Set exercise => Write out every record below exactly as it appears.

Stored data entries:
____

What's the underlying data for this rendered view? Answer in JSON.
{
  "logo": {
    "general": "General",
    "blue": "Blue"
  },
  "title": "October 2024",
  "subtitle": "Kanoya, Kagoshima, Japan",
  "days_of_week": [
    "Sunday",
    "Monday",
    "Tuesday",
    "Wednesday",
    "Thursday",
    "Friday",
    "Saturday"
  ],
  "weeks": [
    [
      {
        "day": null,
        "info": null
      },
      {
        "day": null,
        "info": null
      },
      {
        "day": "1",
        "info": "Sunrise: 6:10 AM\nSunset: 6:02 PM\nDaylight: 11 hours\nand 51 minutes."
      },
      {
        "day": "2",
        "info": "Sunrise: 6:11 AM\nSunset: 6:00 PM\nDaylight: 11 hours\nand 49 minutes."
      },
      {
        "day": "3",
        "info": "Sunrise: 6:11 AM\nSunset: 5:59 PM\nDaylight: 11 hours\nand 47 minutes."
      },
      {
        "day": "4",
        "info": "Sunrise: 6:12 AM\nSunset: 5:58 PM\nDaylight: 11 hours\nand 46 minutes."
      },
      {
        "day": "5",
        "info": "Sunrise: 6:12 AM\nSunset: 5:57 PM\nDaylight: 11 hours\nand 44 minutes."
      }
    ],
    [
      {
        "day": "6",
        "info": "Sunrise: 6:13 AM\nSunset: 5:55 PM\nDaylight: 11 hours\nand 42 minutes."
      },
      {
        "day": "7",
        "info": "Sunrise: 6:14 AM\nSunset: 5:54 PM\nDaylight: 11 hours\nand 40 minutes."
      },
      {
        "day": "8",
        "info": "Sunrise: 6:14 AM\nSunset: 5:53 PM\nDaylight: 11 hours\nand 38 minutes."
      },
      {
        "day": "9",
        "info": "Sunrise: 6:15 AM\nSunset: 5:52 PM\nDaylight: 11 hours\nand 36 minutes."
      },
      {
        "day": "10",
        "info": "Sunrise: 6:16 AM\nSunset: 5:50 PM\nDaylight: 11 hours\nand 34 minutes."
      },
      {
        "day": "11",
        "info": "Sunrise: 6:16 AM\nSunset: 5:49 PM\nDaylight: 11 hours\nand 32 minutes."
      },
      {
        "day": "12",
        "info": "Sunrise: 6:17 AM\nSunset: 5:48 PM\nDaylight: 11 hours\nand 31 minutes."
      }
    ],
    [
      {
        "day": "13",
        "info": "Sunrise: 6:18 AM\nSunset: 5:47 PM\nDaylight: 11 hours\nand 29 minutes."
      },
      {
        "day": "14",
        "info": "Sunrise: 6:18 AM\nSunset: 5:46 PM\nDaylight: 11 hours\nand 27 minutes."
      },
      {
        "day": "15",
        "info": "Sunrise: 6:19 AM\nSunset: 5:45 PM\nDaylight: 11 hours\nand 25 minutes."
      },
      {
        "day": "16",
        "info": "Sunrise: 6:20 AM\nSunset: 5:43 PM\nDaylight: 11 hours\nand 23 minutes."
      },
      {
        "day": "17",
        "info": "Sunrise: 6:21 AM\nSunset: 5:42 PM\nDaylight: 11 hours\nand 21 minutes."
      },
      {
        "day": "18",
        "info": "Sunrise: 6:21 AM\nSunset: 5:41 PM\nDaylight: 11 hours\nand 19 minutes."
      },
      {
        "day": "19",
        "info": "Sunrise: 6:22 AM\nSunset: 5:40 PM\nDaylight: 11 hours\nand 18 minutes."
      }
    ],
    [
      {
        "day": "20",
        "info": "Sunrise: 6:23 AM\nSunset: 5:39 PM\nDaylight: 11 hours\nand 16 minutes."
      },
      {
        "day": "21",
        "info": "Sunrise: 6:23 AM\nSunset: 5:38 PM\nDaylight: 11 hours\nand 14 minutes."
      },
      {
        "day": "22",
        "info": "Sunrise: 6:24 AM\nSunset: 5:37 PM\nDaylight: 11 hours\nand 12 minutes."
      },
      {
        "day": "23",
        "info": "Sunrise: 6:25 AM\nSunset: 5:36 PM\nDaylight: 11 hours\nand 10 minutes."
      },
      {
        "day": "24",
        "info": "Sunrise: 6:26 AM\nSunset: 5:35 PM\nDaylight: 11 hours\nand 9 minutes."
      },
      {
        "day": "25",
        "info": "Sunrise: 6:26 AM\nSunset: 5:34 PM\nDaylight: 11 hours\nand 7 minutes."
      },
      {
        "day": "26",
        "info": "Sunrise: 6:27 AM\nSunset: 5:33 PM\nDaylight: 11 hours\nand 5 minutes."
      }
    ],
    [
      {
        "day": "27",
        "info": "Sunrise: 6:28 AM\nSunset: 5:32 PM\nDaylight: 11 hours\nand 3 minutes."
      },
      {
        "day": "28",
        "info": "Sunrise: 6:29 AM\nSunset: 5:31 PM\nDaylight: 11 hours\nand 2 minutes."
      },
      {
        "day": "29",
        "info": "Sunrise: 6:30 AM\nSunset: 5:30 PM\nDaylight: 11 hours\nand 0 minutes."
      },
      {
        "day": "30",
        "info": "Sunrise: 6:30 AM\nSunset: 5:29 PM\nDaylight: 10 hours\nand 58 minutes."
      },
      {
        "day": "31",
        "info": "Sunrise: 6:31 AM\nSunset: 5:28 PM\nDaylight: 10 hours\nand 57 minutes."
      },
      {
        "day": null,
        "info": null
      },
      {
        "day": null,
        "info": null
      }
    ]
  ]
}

____

Output of the exercise =>
What's the underlying data for this rendered view? Answer in JSON.
{
  "logo": {
    "general": "General",
    "blue": "Blue"
  },
  "title": "October 2024",
  "subtitle": "Kanoya, Kagoshima, Japan",
  "days_of_week": [
    "Sunday",
    "Monday",
    "Tuesday",
    "Wednesday",
    "Thursday",
    "Friday",
    "Saturday"
  ],
  "weeks": [
    [
      {
        "day": null,
        "info": null
      },
      {
        "day": null,
        "info": null
      },
      {
        "day": "1",
        "info": "Sunrise: 6:10 AM\nSunset: 6:02 PM\nDaylight: 11 hours\nand 51 minutes."
      },
      {
        "day": "2",
        "info": "Sunrise: 6:11 AM\nSunset: 6:00 PM\nDaylight: 11 hours\nand 49 minutes."
      },
      {
        "day": "3",
        "info": "Sunrise: 6:11 AM\nSunset: 5:59 PM\nDaylight: 11 hours\nand 47 minutes."
      },
      {
        "day": "4",
        "info": "Sunrise: 6:12 AM\nSunset: 5:58 PM\nDaylight: 11 hours\nand 46 minutes."
      },
      {
        "day": "5",
        "info": "Sunrise: 6:12 AM\nSunset: 5:57 PM\nDaylight: 11 hours\nand 44 minutes."
      }
    ],
    [
      {
        "day": "6",
        "info": "Sunrise: 6:13 AM\nSunset: 5:55 PM\nDaylight: 11 hours\nand 42 minutes."
      },
      {
        "day": "7",
        "info": "Sunrise: 6:14 AM\nSunset: 5:54 PM\nDaylight: 11 hours\nand 40 minutes."
      },
      {
        "day": "8",
        "info": "Sunrise: 6:14 AM\nSunset: 5:53 PM\nDaylight: 11 hours\nand 38 minutes."
      },
      {
        "day": "9",
        "info": "Sunrise: 6:15 AM\nSunset: 5:52 PM\nDaylight: 11 hours\nand 36 minutes."
      },
      {
        "day": "10",
        "info": "Sunrise: 6:16 AM\nSunset: 5:50 PM\nDaylight: 11 hours\nand 34 minutes."
      },
      {
        "day": "11",
        "info": "Sunrise: 6:16 AM\nSunset: 5:49 PM\nDaylight: 11 hours\nand 32 minutes."
      },
      {
        "day": "12",
        "info": "Sunrise: 6:17 AM\nSunset: 5:48 PM\nDaylight: 11 hours\nand 31 minutes."
      }
    ],
    [
      {
        "day": "13",
        "info": "Sunrise: 6:18 AM\nSunset: 5:47 PM\nDaylight: 11 hours\nand 29 minutes."
      },
      {
        "day": "14",
        "info": "Sunrise: 6:18 AM\nSunset: 5:46 PM\nDaylight: 11 hours\nand 27 minutes."
      },
      {
        "day": "15",
        "info": "Sunrise: 6:19 AM\nSunset: 5:45 PM\nDaylight: 11 hours\nand 25 minutes."
      },
      {
        "day": "16",
        "info": "Sunrise: 6:20 AM\nSunset: 5:43 PM\nDaylight: 11 hours\nand 23 minutes."
      },
      {
        "day": "17",
        "info": "Sunrise: 6:21 AM\nSunset: 5:42 PM\nDaylight: 11 hours\nand 21 minutes."
      },
      {
        "day": "18",
        "info": "Sunrise: 6:21 AM\nSunset: 5:41 PM\nDaylight: 11 hours\nand 19 minutes."
      },
      {
        "day": "19",
        "info": "Sunrise: 6:22 AM\nSunset: 5:40 PM\nDaylight: 11 hours\nand 18 minutes."
      }
    ],
    [
      {
        "day": "20",
        "info": "Sunrise: 6:23 AM\nSunset: 5:39 PM\nDaylight: 11 hours\nand 16 minutes."
      },
      {
        "day": "21",
        "info": "Sunrise: 6:23 AM\nSunset: 5:38 PM\nDaylight: 11 hours\nand 14 minutes."
      },
      {
        "day": "22",
        "info": "Sunrise: 6:24 AM\nSunset: 5:37 PM\nDaylight: 11 hours\nand 12 minutes."
      },
      {
        "day": "23",
        "info": "Sunrise: 6:25 AM\nSunset: 5:36 PM\nDaylight: 11 hours\nand 10 minutes."
      },
      {
        "day": "24",
        "info": "Sunrise: 6:26 AM\nSunset: 5:35 PM\nDaylight: 11 hours\nand 9 minutes."
      },
      {
        "day": "25",
        "info": "Sunrise: 6:26 AM\nSunset: 5:34 PM\nDaylight: 11 hours\nand 7 minutes."
      },
      {
        "day": "26",
        "info": "Sunrise: 6:27 AM\nSunset: 5:33 PM\nDaylight: 11 hours\nand 5 minutes."
      }
    ],
    [
      {
        "day": "27",
        "info": "Sunrise: 6:28 AM\nSunset: 5:32 PM\nDaylight: 11 hours\nand 3 minutes."
      },
      {
        "day": "28",
        "info": "Sunrise: 6:29 AM\nSunset: 5:31 PM\nDaylight: 11 hours\nand 2 minutes."
      },
      {
        "day": "29",
        "info": "Sunrise: 6:30 AM\nSunset: 5:30 PM\nDaylight: 11 hours\nand 0 minutes."
      },
      {
        "day": "30",
        "info": "Sunrise: 6:30 AM\nSunset: 5:29 PM\nDaylight: 10 hours\nand 58 minutes."
      },
      {
        "day": "31",
        "info": "Sunrise: 6:31 AM\nSunset: 5:28 PM\nDaylight: 10 hours\nand 57 minutes."
      },
      {
        "day": null,
        "info": null
      },
      {
        "day": null,
        "info": null
      }
    ]
  ]
}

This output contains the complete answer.